• [WHAT IS ASKED]: Only lines with the word "mokslinio" are needed; collect each of them from the listing below.

Stored entries

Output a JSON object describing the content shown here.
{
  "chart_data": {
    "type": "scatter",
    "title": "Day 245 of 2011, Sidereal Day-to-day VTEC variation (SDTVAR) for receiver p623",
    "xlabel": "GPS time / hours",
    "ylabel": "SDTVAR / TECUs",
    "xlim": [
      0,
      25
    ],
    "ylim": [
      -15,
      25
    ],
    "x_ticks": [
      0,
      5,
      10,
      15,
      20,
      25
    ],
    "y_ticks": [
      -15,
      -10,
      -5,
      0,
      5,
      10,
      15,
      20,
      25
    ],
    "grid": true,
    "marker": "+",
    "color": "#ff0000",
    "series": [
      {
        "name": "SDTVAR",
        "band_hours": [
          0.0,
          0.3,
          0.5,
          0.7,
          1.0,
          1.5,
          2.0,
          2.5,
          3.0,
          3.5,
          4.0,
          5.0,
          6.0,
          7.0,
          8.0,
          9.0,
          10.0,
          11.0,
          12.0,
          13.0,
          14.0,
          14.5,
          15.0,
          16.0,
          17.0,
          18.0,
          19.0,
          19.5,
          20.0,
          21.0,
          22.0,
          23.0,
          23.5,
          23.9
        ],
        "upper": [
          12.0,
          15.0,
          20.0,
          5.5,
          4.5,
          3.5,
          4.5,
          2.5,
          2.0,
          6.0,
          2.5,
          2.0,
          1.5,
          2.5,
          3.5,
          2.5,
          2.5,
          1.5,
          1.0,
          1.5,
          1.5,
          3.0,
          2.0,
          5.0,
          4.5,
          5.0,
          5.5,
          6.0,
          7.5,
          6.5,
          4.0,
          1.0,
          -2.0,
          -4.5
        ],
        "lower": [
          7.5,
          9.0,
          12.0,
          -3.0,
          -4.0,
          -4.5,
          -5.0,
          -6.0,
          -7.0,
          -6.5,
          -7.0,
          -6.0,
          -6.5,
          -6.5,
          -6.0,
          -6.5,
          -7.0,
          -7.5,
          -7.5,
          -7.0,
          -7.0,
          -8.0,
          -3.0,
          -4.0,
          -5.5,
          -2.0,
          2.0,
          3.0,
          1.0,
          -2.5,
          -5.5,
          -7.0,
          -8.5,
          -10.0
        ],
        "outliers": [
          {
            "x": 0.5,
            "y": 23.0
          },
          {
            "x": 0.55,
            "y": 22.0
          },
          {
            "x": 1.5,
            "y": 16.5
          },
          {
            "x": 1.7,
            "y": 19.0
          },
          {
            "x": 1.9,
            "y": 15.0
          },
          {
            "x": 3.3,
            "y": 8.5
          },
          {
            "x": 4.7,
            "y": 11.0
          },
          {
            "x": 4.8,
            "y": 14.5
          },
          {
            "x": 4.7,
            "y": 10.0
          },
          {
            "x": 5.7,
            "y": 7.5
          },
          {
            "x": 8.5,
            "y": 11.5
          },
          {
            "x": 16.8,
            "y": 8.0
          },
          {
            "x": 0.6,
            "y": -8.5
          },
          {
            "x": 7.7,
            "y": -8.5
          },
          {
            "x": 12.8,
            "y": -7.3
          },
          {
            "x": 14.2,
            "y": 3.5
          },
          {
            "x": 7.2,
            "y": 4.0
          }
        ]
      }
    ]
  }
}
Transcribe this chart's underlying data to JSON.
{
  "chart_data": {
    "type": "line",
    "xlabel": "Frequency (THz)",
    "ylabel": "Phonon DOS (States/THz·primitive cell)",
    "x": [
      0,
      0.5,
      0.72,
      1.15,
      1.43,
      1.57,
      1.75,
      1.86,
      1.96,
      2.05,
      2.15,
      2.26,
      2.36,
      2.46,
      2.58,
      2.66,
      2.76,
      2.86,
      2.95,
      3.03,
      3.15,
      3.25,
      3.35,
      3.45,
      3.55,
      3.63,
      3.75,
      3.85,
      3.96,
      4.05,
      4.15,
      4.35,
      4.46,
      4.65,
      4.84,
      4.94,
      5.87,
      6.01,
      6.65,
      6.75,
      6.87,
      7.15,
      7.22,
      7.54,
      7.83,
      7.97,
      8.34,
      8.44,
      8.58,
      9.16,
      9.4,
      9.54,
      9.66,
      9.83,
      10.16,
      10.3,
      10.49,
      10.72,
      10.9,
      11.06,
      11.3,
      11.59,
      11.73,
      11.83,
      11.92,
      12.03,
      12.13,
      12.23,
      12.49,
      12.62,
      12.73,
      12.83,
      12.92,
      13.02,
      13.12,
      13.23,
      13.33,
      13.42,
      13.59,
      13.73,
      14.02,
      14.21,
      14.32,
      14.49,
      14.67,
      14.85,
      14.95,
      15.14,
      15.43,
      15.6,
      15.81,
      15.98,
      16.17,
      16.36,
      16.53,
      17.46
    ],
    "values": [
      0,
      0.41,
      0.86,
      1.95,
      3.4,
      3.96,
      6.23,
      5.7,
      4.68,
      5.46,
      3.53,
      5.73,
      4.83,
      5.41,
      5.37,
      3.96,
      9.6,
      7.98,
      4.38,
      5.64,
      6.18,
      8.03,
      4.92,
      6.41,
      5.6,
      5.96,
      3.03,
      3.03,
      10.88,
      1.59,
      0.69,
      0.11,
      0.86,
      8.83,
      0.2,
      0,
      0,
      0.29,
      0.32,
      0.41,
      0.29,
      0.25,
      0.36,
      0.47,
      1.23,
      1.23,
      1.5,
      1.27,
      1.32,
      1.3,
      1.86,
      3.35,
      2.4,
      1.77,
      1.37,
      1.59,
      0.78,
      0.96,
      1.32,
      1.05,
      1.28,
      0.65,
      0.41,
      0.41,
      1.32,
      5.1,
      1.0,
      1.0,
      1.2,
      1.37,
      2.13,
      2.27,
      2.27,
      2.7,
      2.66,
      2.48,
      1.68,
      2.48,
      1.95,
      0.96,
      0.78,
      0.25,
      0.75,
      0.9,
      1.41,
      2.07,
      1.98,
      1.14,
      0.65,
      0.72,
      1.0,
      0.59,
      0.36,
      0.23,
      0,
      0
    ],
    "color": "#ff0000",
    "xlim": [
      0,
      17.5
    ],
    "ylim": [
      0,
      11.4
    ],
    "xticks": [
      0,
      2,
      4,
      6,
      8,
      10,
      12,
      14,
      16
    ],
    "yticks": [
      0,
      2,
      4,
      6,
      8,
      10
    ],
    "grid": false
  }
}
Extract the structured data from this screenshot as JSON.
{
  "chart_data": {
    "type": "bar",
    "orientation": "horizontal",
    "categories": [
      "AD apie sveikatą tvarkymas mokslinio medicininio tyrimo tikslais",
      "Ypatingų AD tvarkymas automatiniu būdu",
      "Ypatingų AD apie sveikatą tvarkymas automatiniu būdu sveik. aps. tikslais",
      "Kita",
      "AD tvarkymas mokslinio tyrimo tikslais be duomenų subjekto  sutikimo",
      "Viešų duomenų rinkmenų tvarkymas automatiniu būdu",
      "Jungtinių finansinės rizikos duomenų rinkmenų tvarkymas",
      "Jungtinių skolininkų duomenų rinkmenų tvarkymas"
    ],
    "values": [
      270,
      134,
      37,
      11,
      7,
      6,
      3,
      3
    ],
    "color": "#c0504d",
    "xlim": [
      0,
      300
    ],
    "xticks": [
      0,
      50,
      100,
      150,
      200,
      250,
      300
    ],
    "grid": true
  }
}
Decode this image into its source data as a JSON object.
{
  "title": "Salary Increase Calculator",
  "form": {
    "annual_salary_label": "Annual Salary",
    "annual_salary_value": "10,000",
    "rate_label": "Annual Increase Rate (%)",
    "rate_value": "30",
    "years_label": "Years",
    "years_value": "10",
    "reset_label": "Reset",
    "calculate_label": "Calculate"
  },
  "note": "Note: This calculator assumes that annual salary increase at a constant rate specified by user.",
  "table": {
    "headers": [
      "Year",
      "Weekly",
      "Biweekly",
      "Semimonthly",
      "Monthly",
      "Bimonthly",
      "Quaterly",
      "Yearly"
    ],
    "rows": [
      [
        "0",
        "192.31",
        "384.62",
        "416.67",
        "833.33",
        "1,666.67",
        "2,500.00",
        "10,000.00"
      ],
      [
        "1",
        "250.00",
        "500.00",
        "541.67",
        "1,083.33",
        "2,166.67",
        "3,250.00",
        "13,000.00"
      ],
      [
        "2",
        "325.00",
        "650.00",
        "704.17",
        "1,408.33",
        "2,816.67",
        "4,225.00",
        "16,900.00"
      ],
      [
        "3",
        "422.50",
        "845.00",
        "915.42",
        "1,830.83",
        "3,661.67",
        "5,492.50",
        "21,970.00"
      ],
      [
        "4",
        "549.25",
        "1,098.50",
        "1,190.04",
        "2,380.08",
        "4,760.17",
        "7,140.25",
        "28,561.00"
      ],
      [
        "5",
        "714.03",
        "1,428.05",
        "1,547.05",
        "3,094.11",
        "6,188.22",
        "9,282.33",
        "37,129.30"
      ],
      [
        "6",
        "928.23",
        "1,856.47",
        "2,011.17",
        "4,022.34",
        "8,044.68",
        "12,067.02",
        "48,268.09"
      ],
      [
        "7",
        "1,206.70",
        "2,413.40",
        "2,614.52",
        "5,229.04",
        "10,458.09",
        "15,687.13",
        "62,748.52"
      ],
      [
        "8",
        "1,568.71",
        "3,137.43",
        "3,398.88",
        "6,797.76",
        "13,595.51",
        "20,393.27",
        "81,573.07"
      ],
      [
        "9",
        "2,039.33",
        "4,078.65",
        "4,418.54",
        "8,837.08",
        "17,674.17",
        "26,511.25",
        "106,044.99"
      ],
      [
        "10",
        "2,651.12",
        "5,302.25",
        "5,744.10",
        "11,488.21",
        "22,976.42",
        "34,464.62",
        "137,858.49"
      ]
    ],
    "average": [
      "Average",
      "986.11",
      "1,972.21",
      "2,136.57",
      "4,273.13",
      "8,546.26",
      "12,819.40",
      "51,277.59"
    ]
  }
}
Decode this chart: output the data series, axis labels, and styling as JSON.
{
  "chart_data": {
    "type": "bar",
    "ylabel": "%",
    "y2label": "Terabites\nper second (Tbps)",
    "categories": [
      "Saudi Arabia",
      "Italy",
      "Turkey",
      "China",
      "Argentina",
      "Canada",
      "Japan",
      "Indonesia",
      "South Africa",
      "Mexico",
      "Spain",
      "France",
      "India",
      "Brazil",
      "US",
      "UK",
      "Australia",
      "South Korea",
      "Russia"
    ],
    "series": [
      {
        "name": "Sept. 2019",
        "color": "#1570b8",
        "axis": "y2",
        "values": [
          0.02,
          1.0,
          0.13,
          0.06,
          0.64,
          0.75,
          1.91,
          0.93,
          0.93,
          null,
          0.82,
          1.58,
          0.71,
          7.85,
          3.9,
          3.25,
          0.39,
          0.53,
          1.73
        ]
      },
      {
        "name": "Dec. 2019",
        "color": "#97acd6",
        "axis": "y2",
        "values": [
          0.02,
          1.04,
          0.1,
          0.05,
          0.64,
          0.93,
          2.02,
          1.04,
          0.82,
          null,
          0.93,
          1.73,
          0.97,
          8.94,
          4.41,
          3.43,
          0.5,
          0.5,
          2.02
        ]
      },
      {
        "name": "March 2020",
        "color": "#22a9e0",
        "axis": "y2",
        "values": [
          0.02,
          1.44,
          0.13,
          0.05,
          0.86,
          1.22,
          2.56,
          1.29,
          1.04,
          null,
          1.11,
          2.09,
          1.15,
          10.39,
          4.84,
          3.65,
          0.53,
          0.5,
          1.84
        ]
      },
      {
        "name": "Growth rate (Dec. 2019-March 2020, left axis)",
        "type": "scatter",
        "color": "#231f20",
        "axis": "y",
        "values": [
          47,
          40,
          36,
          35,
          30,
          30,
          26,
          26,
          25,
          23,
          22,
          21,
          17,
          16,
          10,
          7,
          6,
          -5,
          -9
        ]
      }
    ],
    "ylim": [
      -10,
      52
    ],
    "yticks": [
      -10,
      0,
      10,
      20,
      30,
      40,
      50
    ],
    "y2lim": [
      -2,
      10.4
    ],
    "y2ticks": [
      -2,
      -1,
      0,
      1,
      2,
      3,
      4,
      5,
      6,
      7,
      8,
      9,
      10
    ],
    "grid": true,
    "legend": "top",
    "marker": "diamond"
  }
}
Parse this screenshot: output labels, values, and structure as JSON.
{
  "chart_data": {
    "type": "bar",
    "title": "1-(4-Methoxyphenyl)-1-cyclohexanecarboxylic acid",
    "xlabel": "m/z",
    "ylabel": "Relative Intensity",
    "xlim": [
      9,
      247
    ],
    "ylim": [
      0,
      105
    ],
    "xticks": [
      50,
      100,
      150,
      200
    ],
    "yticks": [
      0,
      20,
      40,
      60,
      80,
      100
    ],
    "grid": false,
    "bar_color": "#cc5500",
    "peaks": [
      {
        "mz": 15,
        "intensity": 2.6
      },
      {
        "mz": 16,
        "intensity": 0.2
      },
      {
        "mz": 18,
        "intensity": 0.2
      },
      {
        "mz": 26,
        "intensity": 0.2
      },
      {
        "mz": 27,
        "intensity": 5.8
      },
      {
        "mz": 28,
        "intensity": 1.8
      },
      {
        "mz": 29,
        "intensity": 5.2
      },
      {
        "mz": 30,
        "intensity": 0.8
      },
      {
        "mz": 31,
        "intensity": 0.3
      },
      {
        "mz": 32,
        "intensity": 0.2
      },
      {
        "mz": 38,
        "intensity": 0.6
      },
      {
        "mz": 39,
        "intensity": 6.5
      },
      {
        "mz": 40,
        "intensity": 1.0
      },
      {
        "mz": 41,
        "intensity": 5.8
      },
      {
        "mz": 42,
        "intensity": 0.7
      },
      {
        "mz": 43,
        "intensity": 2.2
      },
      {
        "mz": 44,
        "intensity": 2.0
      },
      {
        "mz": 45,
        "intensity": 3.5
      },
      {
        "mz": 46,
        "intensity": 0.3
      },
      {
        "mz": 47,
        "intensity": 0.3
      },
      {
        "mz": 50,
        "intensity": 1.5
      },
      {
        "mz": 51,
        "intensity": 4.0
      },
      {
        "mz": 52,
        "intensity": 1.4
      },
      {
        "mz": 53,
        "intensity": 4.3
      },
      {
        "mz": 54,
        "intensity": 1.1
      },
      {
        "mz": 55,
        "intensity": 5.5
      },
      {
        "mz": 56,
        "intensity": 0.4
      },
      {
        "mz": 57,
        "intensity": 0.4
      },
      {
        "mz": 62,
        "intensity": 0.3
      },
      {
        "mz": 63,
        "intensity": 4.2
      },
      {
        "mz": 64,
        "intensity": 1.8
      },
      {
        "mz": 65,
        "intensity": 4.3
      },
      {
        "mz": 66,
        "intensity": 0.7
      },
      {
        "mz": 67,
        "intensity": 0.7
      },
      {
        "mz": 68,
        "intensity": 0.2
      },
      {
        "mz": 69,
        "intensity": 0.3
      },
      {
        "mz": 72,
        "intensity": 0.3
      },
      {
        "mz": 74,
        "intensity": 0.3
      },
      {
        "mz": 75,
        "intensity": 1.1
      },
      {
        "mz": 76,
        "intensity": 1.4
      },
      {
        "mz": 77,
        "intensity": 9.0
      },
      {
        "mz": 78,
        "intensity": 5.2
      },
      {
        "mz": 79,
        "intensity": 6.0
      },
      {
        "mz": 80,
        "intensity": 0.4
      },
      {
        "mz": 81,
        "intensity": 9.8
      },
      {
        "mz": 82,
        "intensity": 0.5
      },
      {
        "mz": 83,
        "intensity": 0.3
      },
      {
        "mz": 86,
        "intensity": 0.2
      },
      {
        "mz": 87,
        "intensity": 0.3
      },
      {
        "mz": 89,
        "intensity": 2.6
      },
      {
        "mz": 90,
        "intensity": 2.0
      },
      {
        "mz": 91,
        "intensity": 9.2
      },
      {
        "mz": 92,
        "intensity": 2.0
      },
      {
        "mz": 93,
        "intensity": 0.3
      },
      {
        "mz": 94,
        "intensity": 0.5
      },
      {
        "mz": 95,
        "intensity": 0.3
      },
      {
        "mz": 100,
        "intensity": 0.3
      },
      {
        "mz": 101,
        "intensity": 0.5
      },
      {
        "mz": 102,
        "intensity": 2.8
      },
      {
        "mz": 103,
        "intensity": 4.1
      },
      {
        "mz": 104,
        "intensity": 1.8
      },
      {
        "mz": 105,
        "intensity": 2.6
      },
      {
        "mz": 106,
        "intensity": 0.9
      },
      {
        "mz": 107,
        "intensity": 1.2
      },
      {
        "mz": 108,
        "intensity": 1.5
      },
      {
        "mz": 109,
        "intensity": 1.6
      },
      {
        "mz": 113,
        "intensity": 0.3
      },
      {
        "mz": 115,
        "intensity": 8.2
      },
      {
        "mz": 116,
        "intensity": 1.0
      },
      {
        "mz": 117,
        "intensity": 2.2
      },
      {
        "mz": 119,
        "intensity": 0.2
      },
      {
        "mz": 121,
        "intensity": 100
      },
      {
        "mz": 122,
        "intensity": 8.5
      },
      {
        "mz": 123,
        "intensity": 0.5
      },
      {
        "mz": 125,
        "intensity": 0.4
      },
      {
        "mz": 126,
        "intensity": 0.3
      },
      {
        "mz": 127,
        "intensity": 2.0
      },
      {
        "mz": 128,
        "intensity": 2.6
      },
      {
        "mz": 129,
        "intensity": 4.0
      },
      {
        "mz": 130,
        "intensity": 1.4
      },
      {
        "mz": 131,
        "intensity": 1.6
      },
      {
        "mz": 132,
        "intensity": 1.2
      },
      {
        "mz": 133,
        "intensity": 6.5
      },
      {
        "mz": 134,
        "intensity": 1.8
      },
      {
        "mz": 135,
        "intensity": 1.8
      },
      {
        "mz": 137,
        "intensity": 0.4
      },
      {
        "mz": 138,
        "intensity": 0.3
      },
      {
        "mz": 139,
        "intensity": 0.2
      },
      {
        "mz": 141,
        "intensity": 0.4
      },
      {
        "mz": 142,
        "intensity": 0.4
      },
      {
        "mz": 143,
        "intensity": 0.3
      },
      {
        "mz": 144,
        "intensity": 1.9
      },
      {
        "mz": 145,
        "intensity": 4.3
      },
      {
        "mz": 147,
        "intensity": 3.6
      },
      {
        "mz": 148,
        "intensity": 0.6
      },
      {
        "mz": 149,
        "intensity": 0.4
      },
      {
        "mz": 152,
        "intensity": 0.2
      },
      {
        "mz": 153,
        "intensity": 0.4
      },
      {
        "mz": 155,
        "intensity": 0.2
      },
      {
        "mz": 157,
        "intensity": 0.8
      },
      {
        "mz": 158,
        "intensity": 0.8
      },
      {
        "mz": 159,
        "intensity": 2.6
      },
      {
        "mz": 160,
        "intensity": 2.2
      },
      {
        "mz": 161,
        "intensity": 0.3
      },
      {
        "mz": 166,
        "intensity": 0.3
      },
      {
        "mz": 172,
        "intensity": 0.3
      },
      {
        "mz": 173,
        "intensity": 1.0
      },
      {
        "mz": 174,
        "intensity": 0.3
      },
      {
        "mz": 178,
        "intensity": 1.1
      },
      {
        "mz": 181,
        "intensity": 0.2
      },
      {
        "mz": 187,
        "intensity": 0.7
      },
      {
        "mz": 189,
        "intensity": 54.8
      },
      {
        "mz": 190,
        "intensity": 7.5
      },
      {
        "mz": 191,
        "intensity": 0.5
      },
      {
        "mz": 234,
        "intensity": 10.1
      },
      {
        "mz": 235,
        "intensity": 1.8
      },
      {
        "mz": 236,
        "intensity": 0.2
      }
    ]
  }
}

• [TASK ANSWER]:
      "AD apie sveikatą tvarkymas mokslinio medicininio tyrimo tikslais",
      "AD tvarkymas mokslinio tyrimo tikslais be duomenų subjekto  sutikimo",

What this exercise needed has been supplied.